**Document passage**
# Tampa ADBA Fun Show & Pull Tomorrow!



## GSDBulldog (Dec 22, 2006)

*Who:*
The Mid-Florida American Pit Bull Terrier Association
www.midfloridapitbulls.com

*What:*
ADBA-Sanctioned fun show & pull.
Talk of CGC training classes.
*
When:*
Tomorrow, August 18, @ 1 PM

*Where:*
Veteran's Memorial Park
3602 N Hwy 301 
Tampa, FL
*
Why:*
To promote responsible ownership 

ALL DOGS MUST BE CRATED WHEN NOT BEING SHOWN!
4-FT LEADS AND FLAT BUCKLE COLLARS ONLY!


----------



## Patch O' Pits (Aug 3, 2007)

Sounds like fun! Take a lot of picts:thumbsup:


----------



## Judy (Dec 12, 2005)

Did you go, GSD?


----------



## Tough-n-Tender Kennels (Aug 20, 2007)

*Tampa Fun Show*


----------



## GSDBulldog (Dec 22, 2006)

Judy said:


> Did you go, GSD?


Yup, it was fun :thumbsup:


----------



## Judy (Dec 12, 2005)

GSDBulldog said:


> Yup, it was fun :thumbsup:


Oh cool!

Great pictures, T&T! Congrats on your wins!


----------



## Indigo Bully Connection (Dec 21, 2006)

it looked like tons of fun! Congrats! wow that boy is CRAZY wearing black and a hat! it has been hotter than heck up here!


----------

**Rows**
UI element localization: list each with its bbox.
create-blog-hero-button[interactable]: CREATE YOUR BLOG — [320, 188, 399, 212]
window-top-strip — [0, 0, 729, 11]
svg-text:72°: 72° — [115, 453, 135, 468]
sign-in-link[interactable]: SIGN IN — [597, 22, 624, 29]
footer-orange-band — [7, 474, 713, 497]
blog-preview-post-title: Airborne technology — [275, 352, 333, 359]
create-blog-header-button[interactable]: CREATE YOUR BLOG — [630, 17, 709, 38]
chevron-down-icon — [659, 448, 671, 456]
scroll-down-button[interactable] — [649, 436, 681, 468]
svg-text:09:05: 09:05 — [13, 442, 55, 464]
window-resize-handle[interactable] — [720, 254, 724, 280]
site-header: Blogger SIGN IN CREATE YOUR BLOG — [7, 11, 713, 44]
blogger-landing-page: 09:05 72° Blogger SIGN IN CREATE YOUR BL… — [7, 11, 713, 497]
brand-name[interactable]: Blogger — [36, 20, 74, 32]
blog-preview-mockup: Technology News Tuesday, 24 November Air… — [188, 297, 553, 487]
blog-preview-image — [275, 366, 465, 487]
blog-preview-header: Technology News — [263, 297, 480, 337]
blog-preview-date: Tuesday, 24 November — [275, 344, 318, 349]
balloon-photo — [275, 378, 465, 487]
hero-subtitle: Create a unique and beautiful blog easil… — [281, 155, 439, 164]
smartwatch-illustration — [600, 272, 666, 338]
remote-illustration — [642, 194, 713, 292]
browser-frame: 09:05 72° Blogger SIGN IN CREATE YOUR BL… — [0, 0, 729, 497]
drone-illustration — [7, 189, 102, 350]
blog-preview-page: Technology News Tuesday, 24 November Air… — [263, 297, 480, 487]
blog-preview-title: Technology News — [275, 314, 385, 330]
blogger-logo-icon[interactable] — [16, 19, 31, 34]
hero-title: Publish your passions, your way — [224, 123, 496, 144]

**Aim**
Copy the Tampa fun show thread between "# Tampa ADBA" and "CGC training classes.", inclusive, replacing "Mid-Florida" with "Central Florida". The rows come from a separate source and have no connection to the forum thread.

**Answer**
# Tampa ADBA Fun Show & Pull Tomorrow!



## GSDBulldog (Dec 22, 2006)

*Who:*
The Central Florida American Pit Bull Terrier Association
www.midfloridapitbulls.com

*What:*
ADBA-Sanctioned fun show & pull.
Talk of CGC training classes.